**Your task**
Transcribe each entry below exactly. Pictures do not go in the copy.

**Extracted information**
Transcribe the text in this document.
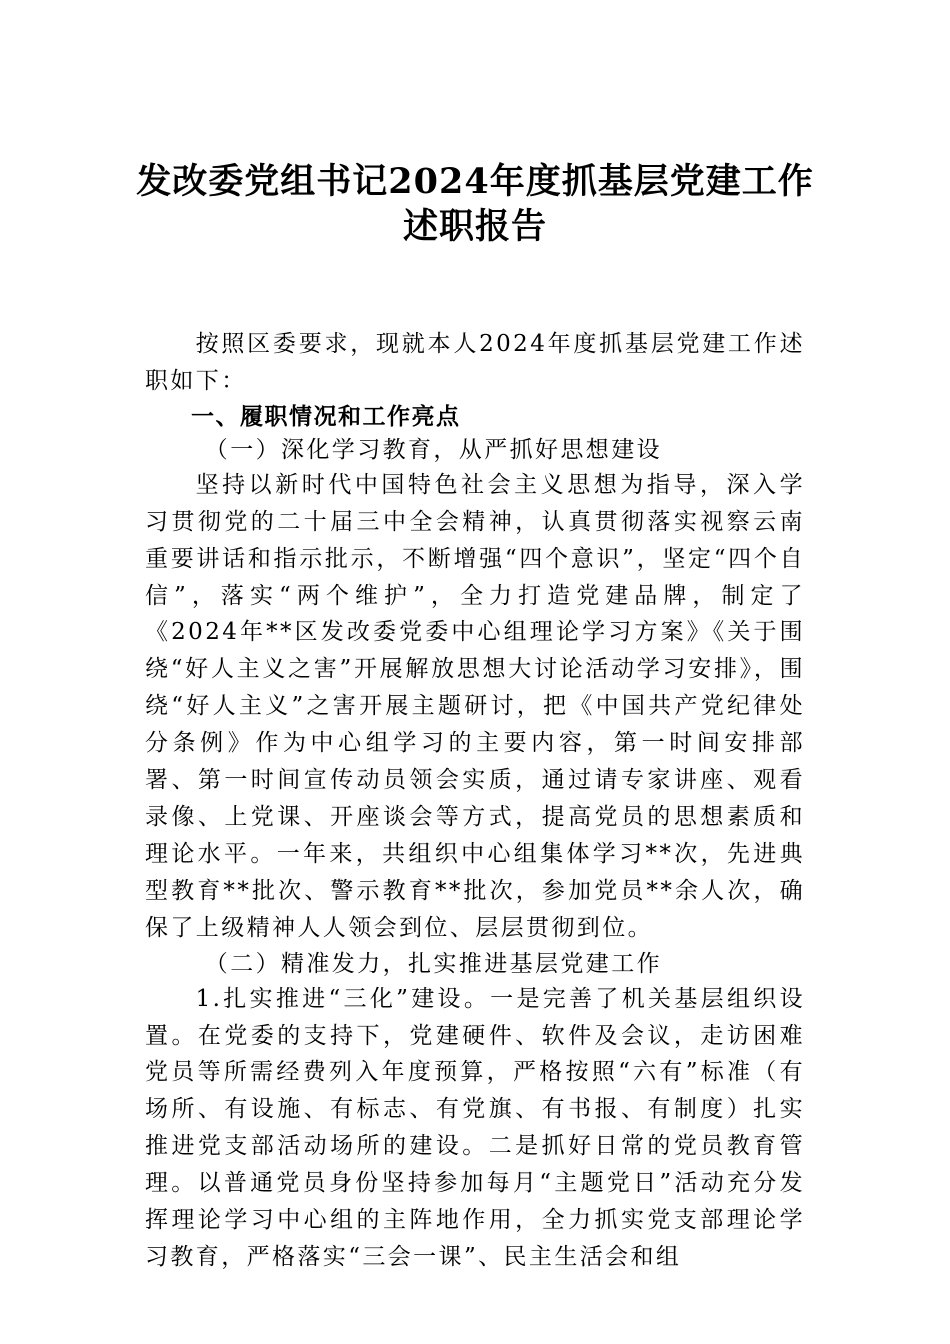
发改委党组书记2024年度抓基层党建工作
述职报告

按照区委要求，现就本人2024年度抓基层党建工作述职如下：

一、履职情况和工作亮点

（一）深化学习教育，从严抓好思想建设

坚持以新时代中国特色社会主义思想为指导，深入学习贯彻党的二十届三中全会精神，认真贯彻落实视察云南重要讲话和指示批示，不断增强“四个意识”，坚定“四个自信”，落实“两个维护”，全力打造党建品牌，制定了《2024年**区发改委党委中心组理论学习方案》《关于围绕“好人主义之害”开展解放思想大讨论活动学习安排》，围绕“好人主义”之害开展主题研讨，把《中国共产党纪律处分条例》作为中心组学习的主要内容，第一时间安排部署、第一时间宣传动员领会实质，通过请专家讲座、观看录像、上党课、开座谈会等方式，提高党员的思想素质和理论水平。一年来，共组织中心组集体学习**次，先进典型教育**批次、警示教育**批次，参加党员**余人次，确保了上级精神人人领会到位、层层贯彻到位。

（二）精准发力，扎实推进基层党建工作

1.扎实推进“三化”建设。一是完善了机关基层组织设置。在党委的支持下，党建硬件、软件及会议，走访困难党员等所需经费列入年度预算，严格按照“六有”标准（有场所、有设施、有标志、有党旗、有书报、有制度）扎实推进党支部活动场所的建设。二是抓好日常的党员教育管理。以普通党员身份坚持参加每月“主题党日”活动充分发挥理论学习中心组的主阵地作用，全力抓实党支部理论学习教育，严格落实“三会一课”、民主生活会和组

**Task response**
Transcribe the text in this document.
发改委党组书记2024年度抓基层党建工作
述职报告

按照区委要求，现就本人2024年度抓基层党建工作述职如下：

一、履职情况和工作亮点

（一）深化学习教育，从严抓好思想建设

坚持以新时代中国特色社会主义思想为指导，深入学习贯彻党的二十届三中全会精神，认真贯彻落实视察云南重要讲话和指示批示，不断增强“四个意识”，坚定“四个自信”，落实“两个维护”，全力打造党建品牌，制定了《2024年**区发改委党委中心组理论学习方案》《关于围绕“好人主义之害”开展解放思想大讨论活动学习安排》，围绕“好人主义”之害开展主题研讨，把《中国共产党纪律处分条例》作为中心组学习的主要内容，第一时间安排部署、第一时间宣传动员领会实质，通过请专家讲座、观看录像、上党课、开座谈会等方式，提高党员的思想素质和理论水平。一年来，共组织中心组集体学习**次，先进典型教育**批次、警示教育**批次，参加党员**余人次，确保了上级精神人人领会到位、层层贯彻到位。

（二）精准发力，扎实推进基层党建工作

1.扎实推进“三化”建设。一是完善了机关基层组织设置。在党委的支持下，党建硬件、软件及会议，走访困难党员等所需经费列入年度预算，严格按照“六有”标准（有场所、有设施、有标志、有党旗、有书报、有制度）扎实推进党支部活动场所的建设。二是抓好日常的党员教育管理。以普通党员身份坚持参加每月“主题党日”活动充分发挥理论学习中心组的主阵地作用，全力抓实党支部理论学习教育，严格落实“三会一课”、民主生活会和组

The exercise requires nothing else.